TASK GOAL: Pull out every line from the listing that has the word "title".

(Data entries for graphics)
···

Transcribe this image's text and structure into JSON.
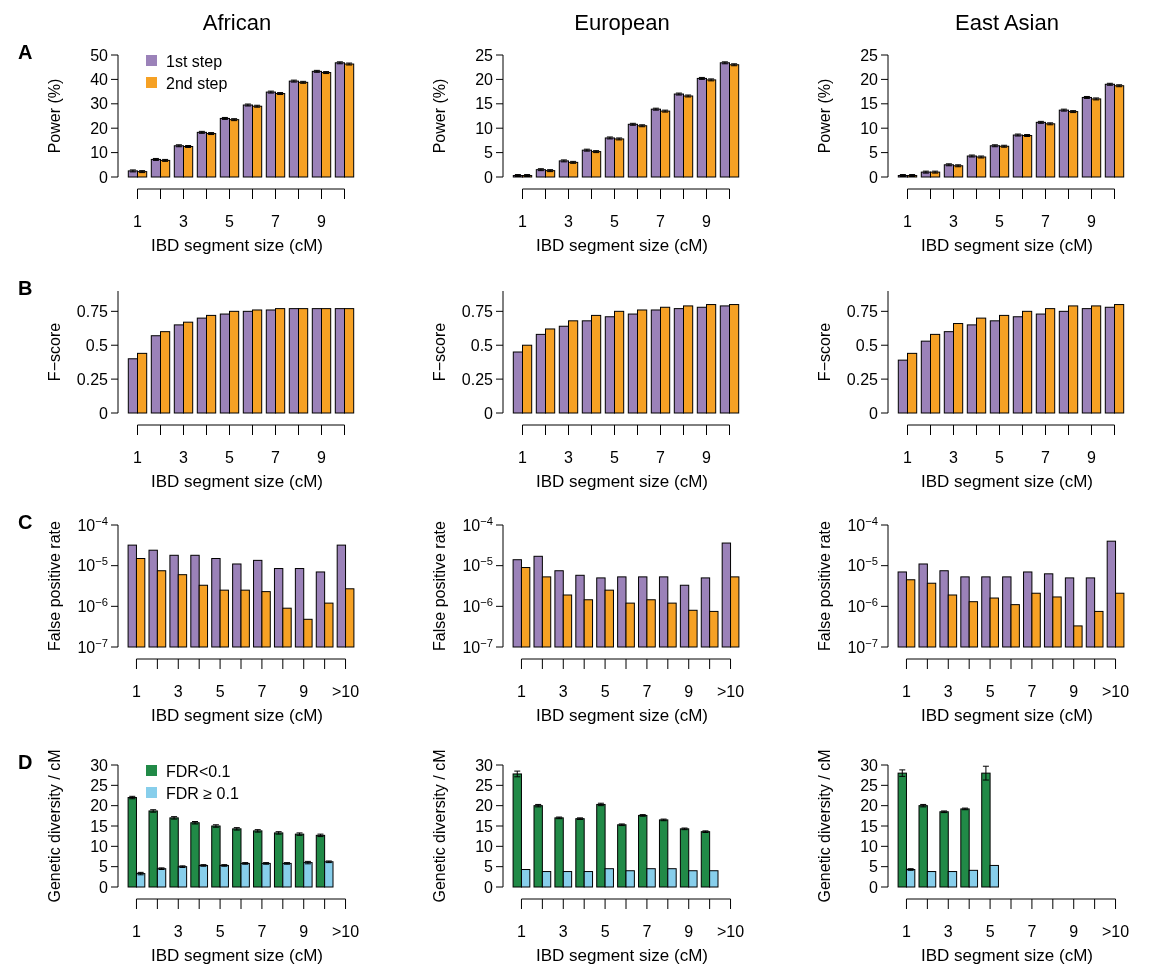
{
  "chart_data": [
    {
      "type": "bar",
      "title": "African",
      "ylabel": "Power (%)",
      "xlabel": "IBD segment size (cM)",
      "annotations": [
        "A"
      ],
      "legend": "top left",
      "categories": [
        "1",
        null,
        "3",
        null,
        "5",
        null,
        "7",
        null,
        "9",
        null
      ],
      "ylim": [
        0,
        50
      ],
      "yticks": [
        0,
        10,
        20,
        30,
        40,
        50
      ],
      "series": [
        {
          "name": "1st step",
          "color": "#9b82b9",
          "values": [
            2.5,
            7.2,
            12.8,
            18.3,
            24,
            29.5,
            34.8,
            39.3,
            43.3,
            46.8
          ],
          "errors": [
            0.4,
            0.4,
            0.4,
            0.4,
            0.4,
            0.4,
            0.4,
            0.4,
            0.4,
            0.4
          ]
        },
        {
          "name": "2nd step",
          "color": "#f6a124",
          "values": [
            2.2,
            6.8,
            12.5,
            17.8,
            23.5,
            29,
            34.2,
            38.8,
            42.8,
            46.3
          ],
          "errors": [
            0.4,
            0.4,
            0.4,
            0.4,
            0.4,
            0.4,
            0.4,
            0.4,
            0.4,
            0.4
          ]
        }
      ]
    },
    {
      "type": "bar",
      "title": "European",
      "ylabel": "Power (%)",
      "xlabel": "IBD segment size (cM)",
      "categories": [
        "1",
        null,
        "3",
        null,
        "5",
        null,
        "7",
        null,
        "9",
        null
      ],
      "ylim": [
        0,
        25
      ],
      "yticks": [
        0,
        5,
        10,
        15,
        20,
        25
      ],
      "series": [
        {
          "color": "#9b82b9",
          "values": [
            0.3,
            1.5,
            3.3,
            5.5,
            8,
            10.8,
            13.9,
            17,
            20.2,
            23.4
          ],
          "errors": [
            0.2,
            0.2,
            0.2,
            0.2,
            0.2,
            0.2,
            0.2,
            0.2,
            0.2,
            0.2
          ]
        },
        {
          "color": "#f6a124",
          "values": [
            0.3,
            1.3,
            3,
            5.2,
            7.8,
            10.5,
            13.5,
            16.6,
            19.9,
            23
          ],
          "errors": [
            0.2,
            0.2,
            0.2,
            0.2,
            0.2,
            0.2,
            0.2,
            0.2,
            0.2,
            0.2
          ]
        }
      ]
    },
    {
      "type": "bar",
      "title": "East Asian",
      "ylabel": "Power (%)",
      "xlabel": "IBD segment size (cM)",
      "categories": [
        "1",
        null,
        "3",
        null,
        "5",
        null,
        "7",
        null,
        "9",
        null
      ],
      "ylim": [
        0,
        25
      ],
      "yticks": [
        0,
        5,
        10,
        15,
        20,
        25
      ],
      "series": [
        {
          "color": "#9b82b9",
          "values": [
            0.3,
            1,
            2.5,
            4.3,
            6.4,
            8.6,
            11.2,
            13.7,
            16.3,
            19
          ],
          "errors": [
            0.2,
            0.2,
            0.2,
            0.2,
            0.2,
            0.2,
            0.2,
            0.2,
            0.2,
            0.2
          ]
        },
        {
          "color": "#f6a124",
          "values": [
            0.3,
            1,
            2.3,
            4.1,
            6.3,
            8.5,
            10.9,
            13.4,
            16,
            18.7
          ],
          "errors": [
            0.2,
            0.2,
            0.2,
            0.2,
            0.2,
            0.2,
            0.2,
            0.2,
            0.2,
            0.2
          ]
        }
      ]
    },
    {
      "type": "bar",
      "ylabel": "F−score",
      "xlabel": "IBD segment size (cM)",
      "annotations": [
        "B"
      ],
      "categories": [
        "1",
        null,
        "3",
        null,
        "5",
        null,
        "7",
        null,
        "9",
        null
      ],
      "ylim": [
        0,
        0.9
      ],
      "yticks": [
        0,
        0.25,
        0.5,
        0.75
      ],
      "series": [
        {
          "color": "#9b82b9",
          "values": [
            0.4,
            0.57,
            0.65,
            0.7,
            0.73,
            0.75,
            0.76,
            0.77,
            0.77,
            0.77
          ]
        },
        {
          "color": "#f6a124",
          "values": [
            0.44,
            0.6,
            0.67,
            0.72,
            0.75,
            0.76,
            0.77,
            0.77,
            0.77,
            0.77
          ]
        }
      ]
    },
    {
      "type": "bar",
      "ylabel": "F−score",
      "xlabel": "IBD segment size (cM)",
      "categories": [
        "1",
        null,
        "3",
        null,
        "5",
        null,
        "7",
        null,
        "9",
        null
      ],
      "ylim": [
        0,
        0.9
      ],
      "yticks": [
        0,
        0.25,
        0.5,
        0.75
      ],
      "series": [
        {
          "color": "#9b82b9",
          "values": [
            0.45,
            0.58,
            0.64,
            0.68,
            0.71,
            0.73,
            0.76,
            0.77,
            0.78,
            0.79
          ]
        },
        {
          "color": "#f6a124",
          "values": [
            0.5,
            0.62,
            0.68,
            0.72,
            0.75,
            0.76,
            0.78,
            0.79,
            0.8,
            0.8
          ]
        }
      ]
    },
    {
      "type": "bar",
      "ylabel": "F−score",
      "xlabel": "IBD segment size (cM)",
      "categories": [
        "1",
        null,
        "3",
        null,
        "5",
        null,
        "7",
        null,
        "9",
        null
      ],
      "ylim": [
        0,
        0.9
      ],
      "yticks": [
        0,
        0.25,
        0.5,
        0.75
      ],
      "series": [
        {
          "color": "#9b82b9",
          "values": [
            0.39,
            0.53,
            0.6,
            0.65,
            0.68,
            0.71,
            0.73,
            0.75,
            0.77,
            0.78
          ]
        },
        {
          "color": "#f6a124",
          "values": [
            0.44,
            0.58,
            0.66,
            0.7,
            0.72,
            0.75,
            0.77,
            0.79,
            0.79,
            0.8
          ]
        }
      ]
    },
    {
      "type": "bar",
      "ylabel": "False positive rate",
      "xlabel": "IBD segment size (cM)",
      "annotations": [
        "C"
      ],
      "log": "y",
      "categories": [
        "1",
        null,
        "3",
        null,
        "5",
        null,
        "7",
        null,
        "9",
        null,
        ">10"
      ],
      "ylim": [
        1e-07,
        0.0001
      ],
      "yticks": [
        {
          "value": 1e-07,
          "label": "10$^{−7}$"
        },
        {
          "value": 1e-06,
          "label": "10$^{−6}$"
        },
        {
          "value": 1e-05,
          "label": "10$^{−5}$"
        },
        {
          "value": 0.0001,
          "label": "10$^{−4}$"
        }
      ],
      "series": [
        {
          "color": "#9b82b9",
          "values": [
            3.2e-05,
            2.4e-05,
            1.8e-05,
            1.8e-05,
            1.5e-05,
            1.1e-05,
            1.35e-05,
            8.5e-06,
            8.5e-06,
            7e-06,
            3.2e-05
          ]
        },
        {
          "color": "#f6a124",
          "values": [
            1.5e-05,
            7.5e-06,
            6e-06,
            3.3e-06,
            2.5e-06,
            2.5e-06,
            2.3e-06,
            9e-07,
            4.8e-07,
            1.2e-06,
            2.7e-06
          ]
        }
      ]
    },
    {
      "type": "bar",
      "ylabel": "False positive rate",
      "xlabel": "IBD segment size (cM)",
      "log": "y",
      "categories": [
        "1",
        null,
        "3",
        null,
        "5",
        null,
        "7",
        null,
        "9",
        null,
        ">10"
      ],
      "ylim": [
        1e-07,
        0.0001
      ],
      "yticks": [
        {
          "value": 1e-07,
          "label": "10$^{−7}$"
        },
        {
          "value": 1e-06,
          "label": "10$^{−6}$"
        },
        {
          "value": 1e-05,
          "label": "10$^{−5}$"
        },
        {
          "value": 0.0001,
          "label": "10$^{−4}$"
        }
      ],
      "series": [
        {
          "color": "#9b82b9",
          "values": [
            1.4e-05,
            1.7e-05,
            7.5e-06,
            5.8e-06,
            5e-06,
            5.3e-06,
            5.3e-06,
            5.3e-06,
            3.3e-06,
            5e-06,
            3.6e-05
          ]
        },
        {
          "color": "#f6a124",
          "values": [
            9e-06,
            5.3e-06,
            1.9e-06,
            1.45e-06,
            2.5e-06,
            1.2e-06,
            1.45e-06,
            1.2e-06,
            8e-07,
            7.5e-07,
            5.3e-06
          ]
        }
      ]
    },
    {
      "type": "bar",
      "ylabel": "False positive rate",
      "xlabel": "IBD segment size (cM)",
      "log": "y",
      "categories": [
        "1",
        null,
        "3",
        null,
        "5",
        null,
        "7",
        null,
        "9",
        null,
        ">10"
      ],
      "ylim": [
        1e-07,
        0.0001
      ],
      "yticks": [
        {
          "value": 1e-07,
          "label": "10$^{−7}$"
        },
        {
          "value": 1e-06,
          "label": "10$^{−6}$"
        },
        {
          "value": 1e-05,
          "label": "10$^{−5}$"
        },
        {
          "value": 0.0001,
          "label": "10$^{−4}$"
        }
      ],
      "series": [
        {
          "color": "#9b82b9",
          "values": [
            7e-06,
            1.1e-05,
            7.5e-06,
            5.3e-06,
            5.3e-06,
            5.3e-06,
            7e-06,
            6.3e-06,
            5e-06,
            5e-06,
            4e-05
          ]
        },
        {
          "color": "#f6a124",
          "values": [
            4.5e-06,
            3.7e-06,
            1.9e-06,
            1.3e-06,
            1.6e-06,
            1.1e-06,
            2.1e-06,
            1.7e-06,
            3.3e-07,
            7.5e-07,
            2.1e-06
          ]
        }
      ]
    },
    {
      "type": "bar",
      "ylabel": "Genetic diversity / cM",
      "xlabel": "IBD segment size (cM)",
      "annotations": [
        "D"
      ],
      "legend": "top left",
      "categories": [
        "1",
        null,
        "3",
        null,
        "5",
        null,
        "7",
        null,
        "9",
        null,
        ">10"
      ],
      "ylim": [
        0,
        30
      ],
      "yticks": [
        0,
        5,
        10,
        15,
        20,
        25,
        30
      ],
      "series": [
        {
          "name": "FDR<0.1",
          "color": "#218a47",
          "values": [
            22,
            18.7,
            17,
            15.8,
            15,
            14.3,
            13.8,
            13.3,
            13,
            12.7,
            null
          ],
          "errors": [
            0.3,
            0.3,
            0.3,
            0.3,
            0.3,
            0.3,
            0.3,
            0.3,
            0.3,
            0.3,
            null
          ]
        },
        {
          "name": "FDR ≥ 0.1",
          "color": "#87ceeb",
          "values": [
            3.3,
            4.5,
            5,
            5.3,
            5.3,
            5.8,
            5.8,
            5.8,
            6,
            6.2,
            null
          ],
          "errors": [
            0.3,
            0.2,
            0.2,
            0.2,
            0.2,
            0.2,
            0.2,
            0.2,
            0.3,
            0.2,
            null
          ]
        }
      ]
    },
    {
      "type": "bar",
      "ylabel": "Genetic diversity / cM",
      "xlabel": "IBD segment size (cM)",
      "categories": [
        "1",
        null,
        "3",
        null,
        "5",
        null,
        "7",
        null,
        "9",
        null,
        ">10"
      ],
      "ylim": [
        0,
        30
      ],
      "yticks": [
        0,
        5,
        10,
        15,
        20,
        25,
        30
      ],
      "series": [
        {
          "color": "#218a47",
          "values": [
            27.8,
            20,
            17,
            16.8,
            20.3,
            15.3,
            17.6,
            16.5,
            14.3,
            13.6,
            null
          ],
          "errors": [
            0.7,
            0.3,
            0.2,
            0.2,
            0.3,
            0.2,
            0.2,
            0.2,
            0.2,
            0.2,
            null
          ]
        },
        {
          "color": "#87ceeb",
          "values": [
            4.3,
            3.8,
            3.8,
            3.8,
            4.5,
            4,
            4.5,
            4.5,
            4,
            4,
            null
          ]
        }
      ]
    },
    {
      "type": "bar",
      "ylabel": "Genetic diversity / cM",
      "xlabel": "IBD segment size (cM)",
      "categories": [
        "1",
        null,
        "3",
        null,
        "5",
        null,
        "7",
        null,
        "9",
        null,
        ">10"
      ],
      "ylim": [
        0,
        30
      ],
      "yticks": [
        0,
        5,
        10,
        15,
        20,
        25,
        30
      ],
      "series": [
        {
          "color": "#218a47",
          "values": [
            28,
            20,
            18.5,
            19.2,
            28,
            null,
            null,
            null,
            null,
            null,
            null
          ],
          "errors": [
            0.8,
            0.3,
            0.2,
            0.2,
            1.7,
            null,
            null,
            null,
            null,
            null,
            null
          ]
        },
        {
          "color": "#87ceeb",
          "values": [
            4.3,
            3.8,
            3.8,
            4.1,
            5.3,
            null,
            null,
            null,
            null,
            null,
            null
          ],
          "errors": [
            0.2,
            null,
            null,
            null,
            null,
            null,
            null,
            null,
            null,
            null,
            null
          ]
        }
      ]
    }
  ]
}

···

ANSWER TO THE PROBLEM:
      "title": "African",
      "title": "European",
      "title": "East Asian",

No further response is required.